● TASK DIRECTIONS
Images are not part of the copy; transcribe all the data exactly.

● RECORDS FOR THE TASK

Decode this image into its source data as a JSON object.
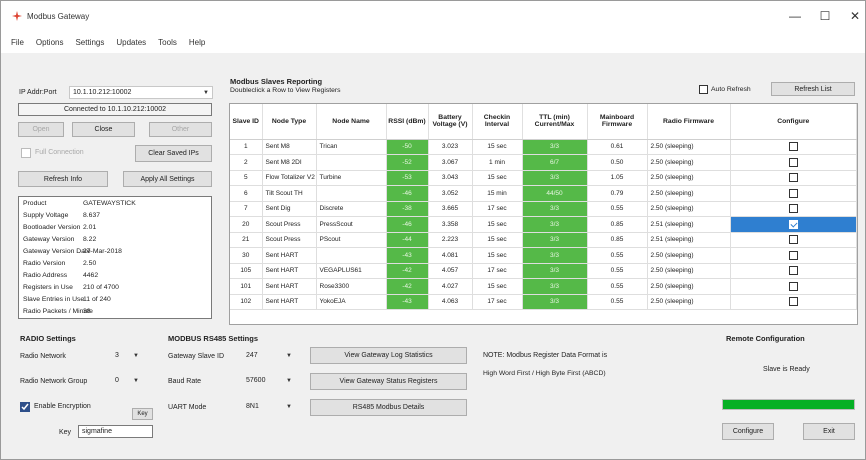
{
  "window": {
    "title": "Modbus Gateway",
    "minimize": "—",
    "maximize": "☐",
    "close": "✕"
  },
  "menu": [
    "File",
    "Options",
    "Settings",
    "Updates",
    "Tools",
    "Help"
  ],
  "connection": {
    "ip_label": "IP Addr:Port",
    "ip_value": "10.1.10.212:10002",
    "status": "Connected to 10.1.10.212:10002",
    "btn_open": "Open",
    "btn_close": "Close",
    "btn_other": "Other",
    "full_connection_label": "Full Connection",
    "btn_clear_ips": "Clear Saved IPs",
    "btn_refresh_info": "Refresh Info",
    "btn_apply_all": "Apply All Settings"
  },
  "info": [
    {
      "label": "Product",
      "value": "GATEWAYSTICK"
    },
    {
      "label": "Supply Voltage",
      "value": "8.637"
    },
    {
      "label": "Bootloader Version",
      "value": "2.01"
    },
    {
      "label": "Gateway Version",
      "value": "8.22"
    },
    {
      "label": "Gateway Version Date",
      "value": "27-Mar-2018"
    },
    {
      "label": "Radio Version",
      "value": "2.50"
    },
    {
      "label": "Radio Address",
      "value": "4462"
    },
    {
      "label": "Registers in Use",
      "value": "210 of 4700"
    },
    {
      "label": "Slave Entries in Use",
      "value": "11 of 240"
    },
    {
      "label": "Radio Packets / Minute",
      "value": "38"
    }
  ],
  "slaves": {
    "title": "Modbus Slaves Reporting",
    "subtitle": "Doubleclick a Row to View Registers",
    "auto_refresh_label": "Auto Refresh",
    "btn_refresh_list": "Refresh List",
    "columns": [
      "Slave ID",
      "Node Type",
      "Node Name",
      "RSSI (dBm)",
      "Battery Voltage (V)",
      "Checkin Interval",
      "TTL (min) Current/Max",
      "Mainboard Firmware",
      "Radio Firmware",
      "Configure"
    ],
    "rows": [
      {
        "id": "1",
        "type": "Sent M8",
        "name": "Trican",
        "rssi": "-50",
        "batt": "3.023",
        "checkin": "15 sec",
        "ttl": "3/3",
        "mb_fw": "0.61",
        "radio_fw": "2.50 (sleeping)",
        "configure": false
      },
      {
        "id": "2",
        "type": "Sent M8 2DI",
        "name": "",
        "rssi": "-52",
        "batt": "3.067",
        "checkin": "1 min",
        "ttl": "6/7",
        "mb_fw": "0.50",
        "radio_fw": "2.50 (sleeping)",
        "configure": false
      },
      {
        "id": "5",
        "type": "Flow Totalizer V2",
        "name": "Turbine",
        "rssi": "-53",
        "batt": "3.043",
        "checkin": "15 sec",
        "ttl": "3/3",
        "mb_fw": "1.05",
        "radio_fw": "2.50 (sleeping)",
        "configure": false
      },
      {
        "id": "6",
        "type": "Tilt Scout TH",
        "name": "",
        "rssi": "-46",
        "batt": "3.052",
        "checkin": "15 min",
        "ttl": "44/50",
        "mb_fw": "0.79",
        "radio_fw": "2.50 (sleeping)",
        "configure": false
      },
      {
        "id": "7",
        "type": "Sent Dig",
        "name": "Discrete",
        "rssi": "-38",
        "batt": "3.665",
        "checkin": "17 sec",
        "ttl": "3/3",
        "mb_fw": "0.55",
        "radio_fw": "2.50 (sleeping)",
        "configure": false
      },
      {
        "id": "20",
        "type": "Scout Press",
        "name": "PressScout",
        "rssi": "-46",
        "batt": "3.358",
        "checkin": "15 sec",
        "ttl": "3/3",
        "mb_fw": "0.85",
        "radio_fw": "2.51 (sleeping)",
        "configure": true
      },
      {
        "id": "21",
        "type": "Scout Press",
        "name": "PScout",
        "rssi": "-44",
        "batt": "2.223",
        "checkin": "15 sec",
        "ttl": "3/3",
        "mb_fw": "0.85",
        "radio_fw": "2.51 (sleeping)",
        "configure": false
      },
      {
        "id": "30",
        "type": "Sent HART",
        "name": "",
        "rssi": "-43",
        "batt": "4.081",
        "checkin": "15 sec",
        "ttl": "3/3",
        "mb_fw": "0.55",
        "radio_fw": "2.50 (sleeping)",
        "configure": false
      },
      {
        "id": "105",
        "type": "Sent HART",
        "name": "VEGAPLUS61",
        "rssi": "-42",
        "batt": "4.057",
        "checkin": "17 sec",
        "ttl": "3/3",
        "mb_fw": "0.55",
        "radio_fw": "2.50 (sleeping)",
        "configure": false
      },
      {
        "id": "101",
        "type": "Sent HART",
        "name": "Rose3300",
        "rssi": "-42",
        "batt": "4.027",
        "checkin": "15 sec",
        "ttl": "3/3",
        "mb_fw": "0.55",
        "radio_fw": "2.50 (sleeping)",
        "configure": false
      },
      {
        "id": "102",
        "type": "Sent HART",
        "name": "YokoEJA",
        "rssi": "-43",
        "batt": "4.063",
        "checkin": "17 sec",
        "ttl": "3/3",
        "mb_fw": "0.55",
        "radio_fw": "2.50 (sleeping)",
        "configure": false
      }
    ]
  },
  "radio": {
    "title": "RADIO Settings",
    "network_label": "Radio Network",
    "network_value": "3",
    "group_label": "Radio Network Group",
    "group_value": "0",
    "encryption_label": "Enable Encryption",
    "btn_key": "Key",
    "key_label": "Key",
    "key_value": "sigmafine"
  },
  "rs485": {
    "title": "MODBUS RS485 Settings",
    "slave_id_label": "Gateway Slave ID",
    "slave_id_value": "247",
    "baud_label": "Baud Rate",
    "baud_value": "57600",
    "uart_label": "UART Mode",
    "uart_value": "8N1",
    "btn_log": "View Gateway Log Statistics",
    "btn_status": "View Gateway Status Registers",
    "btn_details": "RS485 Modbus Details",
    "note1": "NOTE: Modbus Register Data Format is",
    "note2": "High Word First / High Byte First (ABCD)"
  },
  "remote": {
    "title": "Remote Configuration",
    "status": "Slave is Ready",
    "progress": 1.0,
    "btn_configure": "Configure",
    "btn_exit": "Exit"
  }
}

● EXERCISE SOLUTION
Decode this image into its source data as a JSON object.
{
  "window": {
    "title": "Modbus Gateway",
    "minimize": "—",
    "maximize": "☐",
    "close": "✕"
  },
  "menu": [
    "File",
    "Options",
    "Settings",
    "Updates",
    "Tools",
    "Help"
  ],
  "connection": {
    "ip_label": "IP Addr:Port",
    "ip_value": "10.1.10.212:10002",
    "status": "Connected to 10.1.10.212:10002",
    "btn_open": "Open",
    "btn_close": "Close",
    "btn_other": "Other",
    "full_connection_label": "Full Connection",
    "btn_clear_ips": "Clear Saved IPs",
    "btn_refresh_info": "Refresh Info",
    "btn_apply_all": "Apply All Settings"
  },
  "info": [
    {
      "label": "Product",
      "value": "GATEWAYSTICK"
    },
    {
      "label": "Supply Voltage",
      "value": "8.637"
    },
    {
      "label": "Bootloader Version",
      "value": "2.01"
    },
    {
      "label": "Gateway Version",
      "value": "8.22"
    },
    {
      "label": "Gateway Version Date",
      "value": "27-Mar-2018"
    },
    {
      "label": "Radio Version",
      "value": "2.50"
    },
    {
      "label": "Radio Address",
      "value": "4462"
    },
    {
      "label": "Registers in Use",
      "value": "210 of 4700"
    },
    {
      "label": "Slave Entries in Use",
      "value": "11 of 240"
    },
    {
      "label": "Radio Packets / Minute",
      "value": "38"
    }
  ],
  "slaves": {
    "title": "Modbus Slaves Reporting",
    "subtitle": "Doubleclick a Row to View Registers",
    "auto_refresh_label": "Auto Refresh",
    "btn_refresh_list": "Refresh List",
    "columns": [
      "Slave ID",
      "Node Type",
      "Node Name",
      "RSSI (dBm)",
      "Battery Voltage (V)",
      "Checkin Interval",
      "TTL (min) Current/Max",
      "Mainboard Firmware",
      "Radio Firmware",
      "Configure"
    ],
    "rows": [
      {
        "id": "1",
        "type": "Sent M8",
        "name": "Trican",
        "rssi": "-50",
        "batt": "3.023",
        "checkin": "15 sec",
        "ttl": "3/3",
        "mb_fw": "0.61",
        "radio_fw": "2.50 (sleeping)",
        "configure": false
      },
      {
        "id": "2",
        "type": "Sent M8 2DI",
        "name": "",
        "rssi": "-52",
        "batt": "3.067",
        "checkin": "1 min",
        "ttl": "6/7",
        "mb_fw": "0.50",
        "radio_fw": "2.50 (sleeping)",
        "configure": false
      },
      {
        "id": "5",
        "type": "Flow Totalizer V2",
        "name": "Turbine",
        "rssi": "-53",
        "batt": "3.043",
        "checkin": "15 sec",
        "ttl": "3/3",
        "mb_fw": "1.05",
        "radio_fw": "2.50 (sleeping)",
        "configure": false
      },
      {
        "id": "6",
        "type": "Tilt Scout TH",
        "name": "",
        "rssi": "-46",
        "batt": "3.052",
        "checkin": "15 min",
        "ttl": "44/50",
        "mb_fw": "0.79",
        "radio_fw": "2.50 (sleeping)",
        "configure": false
      },
      {
        "id": "7",
        "type": "Sent Dig",
        "name": "Discrete",
        "rssi": "-38",
        "batt": "3.665",
        "checkin": "17 sec",
        "ttl": "3/3",
        "mb_fw": "0.55",
        "radio_fw": "2.50 (sleeping)",
        "configure": false
      },
      {
        "id": "20",
        "type": "Scout Press",
        "name": "PressScout",
        "rssi": "-46",
        "batt": "3.358",
        "checkin": "15 sec",
        "ttl": "3/3",
        "mb_fw": "0.85",
        "radio_fw": "2.51 (sleeping)",
        "configure": true
      },
      {
        "id": "21",
        "type": "Scout Press",
        "name": "PScout",
        "rssi": "-44",
        "batt": "2.223",
        "checkin": "15 sec",
        "ttl": "3/3",
        "mb_fw": "0.85",
        "radio_fw": "2.51 (sleeping)",
        "configure": false
      },
      {
        "id": "30",
        "type": "Sent HART",
        "name": "",
        "rssi": "-43",
        "batt": "4.081",
        "checkin": "15 sec",
        "ttl": "3/3",
        "mb_fw": "0.55",
        "radio_fw": "2.50 (sleeping)",
        "configure": false
      },
      {
        "id": "105",
        "type": "Sent HART",
        "name": "VEGAPLUS61",
        "rssi": "-42",
        "batt": "4.057",
        "checkin": "17 sec",
        "ttl": "3/3",
        "mb_fw": "0.55",
        "radio_fw": "2.50 (sleeping)",
        "configure": false
      },
      {
        "id": "101",
        "type": "Sent HART",
        "name": "Rose3300",
        "rssi": "-42",
        "batt": "4.027",
        "checkin": "15 sec",
        "ttl": "3/3",
        "mb_fw": "0.55",
        "radio_fw": "2.50 (sleeping)",
        "configure": false
      },
      {
        "id": "102",
        "type": "Sent HART",
        "name": "YokoEJA",
        "rssi": "-43",
        "batt": "4.063",
        "checkin": "17 sec",
        "ttl": "3/3",
        "mb_fw": "0.55",
        "radio_fw": "2.50 (sleeping)",
        "configure": false
      }
    ]
  },
  "radio": {
    "title": "RADIO Settings",
    "network_label": "Radio Network",
    "network_value": "3",
    "group_label": "Radio Network Group",
    "group_value": "0",
    "encryption_label": "Enable Encryption",
    "btn_key": "Key",
    "key_label": "Key",
    "key_value": "sigmafine"
  },
  "rs485": {
    "title": "MODBUS RS485 Settings",
    "slave_id_label": "Gateway Slave ID",
    "slave_id_value": "247",
    "baud_label": "Baud Rate",
    "baud_value": "57600",
    "uart_label": "UART Mode",
    "uart_value": "8N1",
    "btn_log": "View Gateway Log Statistics",
    "btn_status": "View Gateway Status Registers",
    "btn_details": "RS485 Modbus Details",
    "note1": "NOTE: Modbus Register Data Format is",
    "note2": "High Word First / High Byte First (ABCD)"
  },
  "remote": {
    "title": "Remote Configuration",
    "status": "Slave is Ready",
    "progress": 1.0,
    "btn_configure": "Configure",
    "btn_exit": "Exit"
  }
}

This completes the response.